*Work to be completed*:
Omit the pictures and return every entry exactly as written.

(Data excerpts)

++++++++++

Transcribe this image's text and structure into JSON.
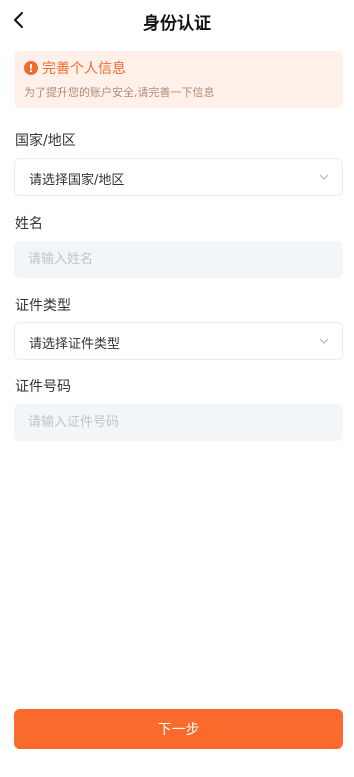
{
  "header": {
    "title": "身份认证"
  },
  "notice": {
    "icon_glyph": "!",
    "title": "完善个人信息",
    "subtitle": "为了提升您的账户安全,请完善一下信息"
  },
  "form": {
    "country": {
      "label": "国家/地区",
      "value": "请选择国家/地区"
    },
    "name": {
      "label": "姓名",
      "placeholder": "请输入姓名",
      "value": ""
    },
    "id_type": {
      "label": "证件类型",
      "value": "请选择证件类型"
    },
    "id_number": {
      "label": "证件号码",
      "placeholder": "请输入证件号码",
      "value": ""
    }
  },
  "actions": {
    "next_label": "下一步"
  },
  "colors": {
    "accent": "#fa6a2d",
    "notice_bg": "#fff1ea",
    "input_bg": "#f3f6f9"
  }
}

++++++++++

*Solution to this task*:
Transcribe this image's text and structure into JSON.
{
  "header": {
    "title": "身份认证"
  },
  "notice": {
    "icon_glyph": "!",
    "title": "完善个人信息",
    "subtitle": "为了提升您的账户安全,请完善一下信息"
  },
  "form": {
    "country": {
      "label": "国家/地区",
      "value": "请选择国家/地区"
    },
    "name": {
      "label": "姓名",
      "placeholder": "请输入姓名",
      "value": ""
    },
    "id_type": {
      "label": "证件类型",
      "value": "请选择证件类型"
    },
    "id_number": {
      "label": "证件号码",
      "placeholder": "请输入证件号码",
      "value": ""
    }
  },
  "actions": {
    "next_label": "下一步"
  },
  "colors": {
    "accent": "#fa6a2d",
    "notice_bg": "#fff1ea",
    "input_bg": "#f3f6f9"
  }
}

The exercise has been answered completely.